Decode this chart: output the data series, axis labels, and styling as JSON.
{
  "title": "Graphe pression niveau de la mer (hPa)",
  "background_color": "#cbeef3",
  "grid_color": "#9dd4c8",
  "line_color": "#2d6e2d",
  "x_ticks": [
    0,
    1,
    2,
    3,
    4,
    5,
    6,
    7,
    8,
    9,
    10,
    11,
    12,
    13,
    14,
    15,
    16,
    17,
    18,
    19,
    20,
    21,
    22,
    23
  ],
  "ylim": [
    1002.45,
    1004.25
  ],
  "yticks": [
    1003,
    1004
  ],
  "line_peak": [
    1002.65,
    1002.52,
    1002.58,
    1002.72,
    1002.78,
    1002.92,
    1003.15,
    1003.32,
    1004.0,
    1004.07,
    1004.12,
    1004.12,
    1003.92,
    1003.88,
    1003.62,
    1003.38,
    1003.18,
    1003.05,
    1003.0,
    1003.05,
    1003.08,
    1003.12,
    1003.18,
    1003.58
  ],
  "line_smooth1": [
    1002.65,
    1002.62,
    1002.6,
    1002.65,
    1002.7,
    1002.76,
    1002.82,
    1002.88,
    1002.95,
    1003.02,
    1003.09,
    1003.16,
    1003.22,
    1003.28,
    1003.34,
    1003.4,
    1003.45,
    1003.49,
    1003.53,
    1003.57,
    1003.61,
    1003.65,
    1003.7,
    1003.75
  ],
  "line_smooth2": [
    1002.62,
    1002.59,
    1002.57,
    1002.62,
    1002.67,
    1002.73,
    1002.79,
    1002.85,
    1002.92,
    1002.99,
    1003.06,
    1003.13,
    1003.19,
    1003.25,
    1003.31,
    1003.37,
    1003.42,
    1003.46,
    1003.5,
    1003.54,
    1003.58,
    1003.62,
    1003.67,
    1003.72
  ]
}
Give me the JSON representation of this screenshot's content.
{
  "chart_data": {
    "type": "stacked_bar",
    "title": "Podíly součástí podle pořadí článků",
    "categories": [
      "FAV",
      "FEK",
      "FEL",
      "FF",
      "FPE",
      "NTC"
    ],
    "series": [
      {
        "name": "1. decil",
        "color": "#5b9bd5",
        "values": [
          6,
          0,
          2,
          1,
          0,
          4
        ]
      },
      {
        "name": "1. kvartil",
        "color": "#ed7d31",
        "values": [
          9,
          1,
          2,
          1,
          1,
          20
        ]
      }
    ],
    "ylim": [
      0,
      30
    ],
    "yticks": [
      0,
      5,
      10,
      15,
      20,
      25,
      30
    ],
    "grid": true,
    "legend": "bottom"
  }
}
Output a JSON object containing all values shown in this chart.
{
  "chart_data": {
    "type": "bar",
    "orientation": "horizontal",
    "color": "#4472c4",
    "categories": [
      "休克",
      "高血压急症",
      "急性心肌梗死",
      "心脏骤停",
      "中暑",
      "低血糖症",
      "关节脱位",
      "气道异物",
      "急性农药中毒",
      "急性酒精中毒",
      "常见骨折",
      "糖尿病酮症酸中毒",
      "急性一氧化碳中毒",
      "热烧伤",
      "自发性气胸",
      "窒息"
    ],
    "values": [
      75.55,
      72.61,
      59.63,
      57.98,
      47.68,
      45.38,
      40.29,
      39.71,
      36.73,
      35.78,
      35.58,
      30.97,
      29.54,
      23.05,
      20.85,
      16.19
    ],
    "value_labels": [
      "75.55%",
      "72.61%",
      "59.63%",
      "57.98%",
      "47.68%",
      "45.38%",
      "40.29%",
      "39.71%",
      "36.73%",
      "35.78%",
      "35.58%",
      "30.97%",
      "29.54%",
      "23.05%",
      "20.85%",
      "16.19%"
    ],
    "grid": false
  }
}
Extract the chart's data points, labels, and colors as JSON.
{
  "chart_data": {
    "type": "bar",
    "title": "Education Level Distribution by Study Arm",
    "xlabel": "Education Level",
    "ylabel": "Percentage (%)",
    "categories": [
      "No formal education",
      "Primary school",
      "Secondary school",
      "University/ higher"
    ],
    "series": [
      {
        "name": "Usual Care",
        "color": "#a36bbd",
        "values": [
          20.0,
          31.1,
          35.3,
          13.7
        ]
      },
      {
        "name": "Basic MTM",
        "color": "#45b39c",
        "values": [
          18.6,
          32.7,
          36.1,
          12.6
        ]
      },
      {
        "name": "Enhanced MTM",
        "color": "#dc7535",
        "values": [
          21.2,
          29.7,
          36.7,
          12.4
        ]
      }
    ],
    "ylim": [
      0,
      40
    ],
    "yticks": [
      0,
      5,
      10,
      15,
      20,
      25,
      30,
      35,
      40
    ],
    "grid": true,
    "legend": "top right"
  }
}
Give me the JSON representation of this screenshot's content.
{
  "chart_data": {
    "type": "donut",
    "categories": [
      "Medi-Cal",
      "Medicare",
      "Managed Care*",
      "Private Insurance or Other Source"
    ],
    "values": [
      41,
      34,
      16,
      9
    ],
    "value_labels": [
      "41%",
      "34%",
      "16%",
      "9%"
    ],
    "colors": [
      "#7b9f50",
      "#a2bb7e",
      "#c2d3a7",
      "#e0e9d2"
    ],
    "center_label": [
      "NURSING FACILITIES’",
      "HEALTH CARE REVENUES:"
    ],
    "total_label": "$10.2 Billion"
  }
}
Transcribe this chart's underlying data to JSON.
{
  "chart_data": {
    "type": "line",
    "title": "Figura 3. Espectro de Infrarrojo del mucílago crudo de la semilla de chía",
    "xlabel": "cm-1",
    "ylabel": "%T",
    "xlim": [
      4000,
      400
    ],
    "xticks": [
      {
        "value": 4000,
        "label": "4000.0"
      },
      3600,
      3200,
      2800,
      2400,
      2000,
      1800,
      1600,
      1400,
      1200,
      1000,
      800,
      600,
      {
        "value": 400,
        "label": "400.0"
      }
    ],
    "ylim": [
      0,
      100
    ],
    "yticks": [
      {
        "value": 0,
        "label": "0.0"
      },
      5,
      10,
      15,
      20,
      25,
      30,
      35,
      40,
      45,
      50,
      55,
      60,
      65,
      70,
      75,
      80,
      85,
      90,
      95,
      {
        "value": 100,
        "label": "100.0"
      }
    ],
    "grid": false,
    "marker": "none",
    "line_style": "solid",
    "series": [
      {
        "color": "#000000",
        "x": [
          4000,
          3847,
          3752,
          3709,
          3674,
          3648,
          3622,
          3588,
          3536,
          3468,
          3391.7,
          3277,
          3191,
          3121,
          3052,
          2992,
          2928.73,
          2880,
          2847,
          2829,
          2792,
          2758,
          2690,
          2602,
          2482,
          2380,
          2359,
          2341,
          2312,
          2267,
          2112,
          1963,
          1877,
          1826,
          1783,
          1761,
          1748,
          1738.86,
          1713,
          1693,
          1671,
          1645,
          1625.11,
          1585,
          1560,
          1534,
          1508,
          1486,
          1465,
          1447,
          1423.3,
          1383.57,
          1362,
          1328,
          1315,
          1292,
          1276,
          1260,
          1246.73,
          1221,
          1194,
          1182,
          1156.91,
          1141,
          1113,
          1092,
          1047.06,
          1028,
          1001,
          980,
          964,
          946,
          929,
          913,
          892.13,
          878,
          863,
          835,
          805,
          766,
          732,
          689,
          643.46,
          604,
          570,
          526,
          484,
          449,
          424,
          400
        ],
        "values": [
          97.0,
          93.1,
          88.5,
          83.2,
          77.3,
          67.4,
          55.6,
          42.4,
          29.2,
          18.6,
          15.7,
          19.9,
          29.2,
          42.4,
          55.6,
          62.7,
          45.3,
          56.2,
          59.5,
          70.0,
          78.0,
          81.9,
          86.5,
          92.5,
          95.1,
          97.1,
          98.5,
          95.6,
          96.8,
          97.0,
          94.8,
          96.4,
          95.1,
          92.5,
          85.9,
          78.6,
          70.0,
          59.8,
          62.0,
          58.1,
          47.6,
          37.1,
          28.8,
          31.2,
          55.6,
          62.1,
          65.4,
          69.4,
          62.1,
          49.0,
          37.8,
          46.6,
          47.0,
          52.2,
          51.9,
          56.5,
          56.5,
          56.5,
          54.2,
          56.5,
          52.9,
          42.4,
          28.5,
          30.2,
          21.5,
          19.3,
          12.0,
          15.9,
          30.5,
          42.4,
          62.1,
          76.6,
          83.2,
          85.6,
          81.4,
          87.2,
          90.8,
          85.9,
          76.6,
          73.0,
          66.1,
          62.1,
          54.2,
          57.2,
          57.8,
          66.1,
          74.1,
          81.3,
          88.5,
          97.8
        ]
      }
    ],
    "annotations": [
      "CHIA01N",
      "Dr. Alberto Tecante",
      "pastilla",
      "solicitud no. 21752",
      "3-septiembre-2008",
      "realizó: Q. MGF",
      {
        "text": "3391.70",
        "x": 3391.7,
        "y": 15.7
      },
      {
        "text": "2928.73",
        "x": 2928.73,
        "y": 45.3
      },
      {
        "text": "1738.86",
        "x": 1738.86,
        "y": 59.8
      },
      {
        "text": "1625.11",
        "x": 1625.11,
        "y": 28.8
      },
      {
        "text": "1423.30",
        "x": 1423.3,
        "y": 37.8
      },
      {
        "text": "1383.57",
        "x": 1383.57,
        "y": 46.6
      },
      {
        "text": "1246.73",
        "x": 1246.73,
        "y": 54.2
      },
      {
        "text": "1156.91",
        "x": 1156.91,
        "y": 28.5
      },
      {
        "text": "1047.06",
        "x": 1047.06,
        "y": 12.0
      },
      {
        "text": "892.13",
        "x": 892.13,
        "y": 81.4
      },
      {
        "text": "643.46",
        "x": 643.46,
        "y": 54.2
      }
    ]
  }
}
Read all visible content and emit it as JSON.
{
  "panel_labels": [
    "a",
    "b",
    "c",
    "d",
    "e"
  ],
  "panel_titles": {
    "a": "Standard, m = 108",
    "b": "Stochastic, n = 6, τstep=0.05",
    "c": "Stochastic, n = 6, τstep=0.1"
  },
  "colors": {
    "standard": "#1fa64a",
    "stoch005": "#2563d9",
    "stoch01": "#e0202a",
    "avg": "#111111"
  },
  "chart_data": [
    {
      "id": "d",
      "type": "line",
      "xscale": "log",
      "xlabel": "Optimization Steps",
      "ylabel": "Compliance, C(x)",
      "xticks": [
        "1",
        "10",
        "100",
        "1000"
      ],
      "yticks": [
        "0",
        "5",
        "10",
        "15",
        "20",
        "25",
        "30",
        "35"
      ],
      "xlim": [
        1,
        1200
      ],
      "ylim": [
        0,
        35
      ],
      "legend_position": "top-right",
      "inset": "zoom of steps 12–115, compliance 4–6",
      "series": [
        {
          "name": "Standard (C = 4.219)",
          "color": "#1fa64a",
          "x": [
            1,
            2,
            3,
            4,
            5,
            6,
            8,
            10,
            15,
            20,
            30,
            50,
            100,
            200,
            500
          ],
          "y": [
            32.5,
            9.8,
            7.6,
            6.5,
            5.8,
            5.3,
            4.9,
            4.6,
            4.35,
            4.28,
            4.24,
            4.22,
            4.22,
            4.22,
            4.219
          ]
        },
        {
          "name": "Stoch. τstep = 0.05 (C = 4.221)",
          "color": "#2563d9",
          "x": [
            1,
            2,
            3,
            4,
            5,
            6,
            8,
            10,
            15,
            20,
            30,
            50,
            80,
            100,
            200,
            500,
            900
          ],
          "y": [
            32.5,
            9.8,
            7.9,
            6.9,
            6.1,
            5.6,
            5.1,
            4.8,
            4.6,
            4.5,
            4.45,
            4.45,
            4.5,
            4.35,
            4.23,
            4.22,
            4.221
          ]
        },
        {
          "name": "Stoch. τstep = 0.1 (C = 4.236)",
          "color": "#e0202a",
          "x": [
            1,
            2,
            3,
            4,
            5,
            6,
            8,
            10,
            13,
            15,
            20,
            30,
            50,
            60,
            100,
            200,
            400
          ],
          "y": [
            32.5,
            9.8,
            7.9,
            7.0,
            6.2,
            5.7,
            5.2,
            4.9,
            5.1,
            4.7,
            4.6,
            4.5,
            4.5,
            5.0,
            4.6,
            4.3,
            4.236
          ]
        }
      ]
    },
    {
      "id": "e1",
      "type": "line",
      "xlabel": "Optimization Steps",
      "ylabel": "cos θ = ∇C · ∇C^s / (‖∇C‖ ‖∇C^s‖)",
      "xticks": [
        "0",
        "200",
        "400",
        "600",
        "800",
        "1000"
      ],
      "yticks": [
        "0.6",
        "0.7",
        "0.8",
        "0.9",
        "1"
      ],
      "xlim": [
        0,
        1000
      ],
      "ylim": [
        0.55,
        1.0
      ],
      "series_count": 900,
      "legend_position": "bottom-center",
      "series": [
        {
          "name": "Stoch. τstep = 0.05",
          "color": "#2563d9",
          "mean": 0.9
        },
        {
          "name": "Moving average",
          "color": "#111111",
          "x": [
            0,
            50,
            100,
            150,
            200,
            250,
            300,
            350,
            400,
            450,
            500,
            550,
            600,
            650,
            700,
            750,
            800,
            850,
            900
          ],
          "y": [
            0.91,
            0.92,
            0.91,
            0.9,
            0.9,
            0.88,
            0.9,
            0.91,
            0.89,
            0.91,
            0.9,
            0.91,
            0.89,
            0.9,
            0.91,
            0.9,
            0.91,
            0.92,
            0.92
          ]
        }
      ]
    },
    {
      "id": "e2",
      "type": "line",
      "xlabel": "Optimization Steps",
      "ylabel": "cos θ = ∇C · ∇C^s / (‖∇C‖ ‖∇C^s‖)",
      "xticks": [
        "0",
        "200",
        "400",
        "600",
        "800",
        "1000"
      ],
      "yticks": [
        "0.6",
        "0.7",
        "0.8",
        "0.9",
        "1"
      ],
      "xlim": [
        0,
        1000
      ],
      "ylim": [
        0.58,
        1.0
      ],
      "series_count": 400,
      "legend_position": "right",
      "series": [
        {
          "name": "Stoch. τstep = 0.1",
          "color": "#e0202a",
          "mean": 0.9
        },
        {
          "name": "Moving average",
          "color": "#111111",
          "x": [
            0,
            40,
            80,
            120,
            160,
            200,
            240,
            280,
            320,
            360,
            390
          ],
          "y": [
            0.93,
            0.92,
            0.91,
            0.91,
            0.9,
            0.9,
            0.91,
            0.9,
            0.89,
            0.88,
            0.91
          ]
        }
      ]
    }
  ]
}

════════

## Request
Select all lines in the listing above where the word "Stochastic" appears, and show them.

## Task result
    "b": "Stochastic, n = 6, τstep=0.05",
    "c": "Stochastic, n = 6, τstep=0.1"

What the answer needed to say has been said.